→ **REQUEST**: Quote each record exactly, please, leaving none out.

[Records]

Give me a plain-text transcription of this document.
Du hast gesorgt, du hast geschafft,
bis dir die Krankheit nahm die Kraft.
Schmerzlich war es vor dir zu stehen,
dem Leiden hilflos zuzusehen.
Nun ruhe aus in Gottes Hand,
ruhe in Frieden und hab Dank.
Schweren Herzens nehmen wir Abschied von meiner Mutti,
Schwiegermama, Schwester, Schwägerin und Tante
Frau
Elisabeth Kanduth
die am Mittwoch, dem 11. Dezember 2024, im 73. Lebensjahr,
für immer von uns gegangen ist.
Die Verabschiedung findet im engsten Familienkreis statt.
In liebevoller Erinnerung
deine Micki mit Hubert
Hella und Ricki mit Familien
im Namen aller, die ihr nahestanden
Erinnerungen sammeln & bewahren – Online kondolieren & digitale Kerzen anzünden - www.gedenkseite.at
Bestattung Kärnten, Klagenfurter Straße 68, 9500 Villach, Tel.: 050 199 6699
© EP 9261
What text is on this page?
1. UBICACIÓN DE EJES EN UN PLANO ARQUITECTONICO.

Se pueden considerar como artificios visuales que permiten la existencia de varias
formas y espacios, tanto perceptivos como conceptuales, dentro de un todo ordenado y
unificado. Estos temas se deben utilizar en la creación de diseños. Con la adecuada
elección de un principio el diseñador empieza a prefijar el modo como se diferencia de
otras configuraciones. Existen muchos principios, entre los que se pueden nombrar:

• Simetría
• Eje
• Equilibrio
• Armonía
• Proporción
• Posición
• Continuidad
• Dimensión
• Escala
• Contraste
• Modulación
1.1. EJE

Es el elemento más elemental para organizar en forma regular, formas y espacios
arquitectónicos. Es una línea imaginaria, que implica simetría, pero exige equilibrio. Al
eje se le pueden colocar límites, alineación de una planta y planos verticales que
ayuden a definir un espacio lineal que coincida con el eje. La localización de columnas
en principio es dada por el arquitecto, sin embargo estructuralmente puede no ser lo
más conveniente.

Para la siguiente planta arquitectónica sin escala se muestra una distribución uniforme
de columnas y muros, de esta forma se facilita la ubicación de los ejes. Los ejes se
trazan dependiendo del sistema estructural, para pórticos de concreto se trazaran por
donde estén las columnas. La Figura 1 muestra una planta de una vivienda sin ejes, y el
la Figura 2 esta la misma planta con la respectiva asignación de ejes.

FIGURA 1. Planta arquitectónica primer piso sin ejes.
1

→ **EXERCISE OUTPUT**:
Give me a plain-text transcription of this document.
Du hast gesorgt, du hast geschafft,
bis dir die Krankheit nahm die Kraft.
Schmerzlich war es vor dir zu stehen,
dem Leiden hilflos zuzusehen.
Nun ruhe aus in Gottes Hand,
ruhe in Frieden und hab Dank.
Schweren Herzens nehmen wir Abschied von meiner Mutti,
Schwiegermama, Schwester, Schwägerin und Tante
Frau
Elisabeth Kanduth
die am Mittwoch, dem 11. Dezember 2024, im 73. Lebensjahr,
für immer von uns gegangen ist.
Die Verabschiedung findet im engsten Familienkreis statt.
In liebevoller Erinnerung
deine Micki mit Hubert
Hella und Ricki mit Familien
im Namen aller, die ihr nahestanden
Erinnerungen sammeln & bewahren – Online kondolieren & digitale Kerzen anzünden - www.gedenkseite.at
Bestattung Kärnten, Klagenfurter Straße 68, 9500 Villach, Tel.: 050 199 6699
© EP 9261
What text is on this page?
1. UBICACIÓN DE EJES EN UN PLANO ARQUITECTONICO.

Se pueden considerar como artificios visuales que permiten la existencia de varias
formas y espacios, tanto perceptivos como conceptuales, dentro de un todo ordenado y
unificado. Estos temas se deben utilizar en la creación de diseños. Con la adecuada
elección de un principio el diseñador empieza a prefijar el modo como se diferencia de
otras configuraciones. Existen muchos principios, entre los que se pueden nombrar:

• Simetría
• Eje
• Equilibrio
• Armonía
• Proporción
• Posición
• Continuidad
• Dimensión
• Escala
• Contraste
• Modulación
1.1. EJE

Es el elemento más elemental para organizar en forma regular, formas y espacios
arquitectónicos. Es una línea imaginaria, que implica simetría, pero exige equilibrio. Al
eje se le pueden colocar límites, alineación de una planta y planos verticales que
ayuden a definir un espacio lineal que coincida con el eje. La localización de columnas
en principio es dada por el arquitecto, sin embargo estructuralmente puede no ser lo
más conveniente.

Para la siguiente planta arquitectónica sin escala se muestra una distribución uniforme
de columnas y muros, de esta forma se facilita la ubicación de los ejes. Los ejes se
trazan dependiendo del sistema estructural, para pórticos de concreto se trazaran por
donde estén las columnas. La Figura 1 muestra una planta de una vivienda sin ejes, y el
la Figura 2 esta la misma planta con la respectiva asignación de ejes.

FIGURA 1. Planta arquitectónica primer piso sin ejes.
1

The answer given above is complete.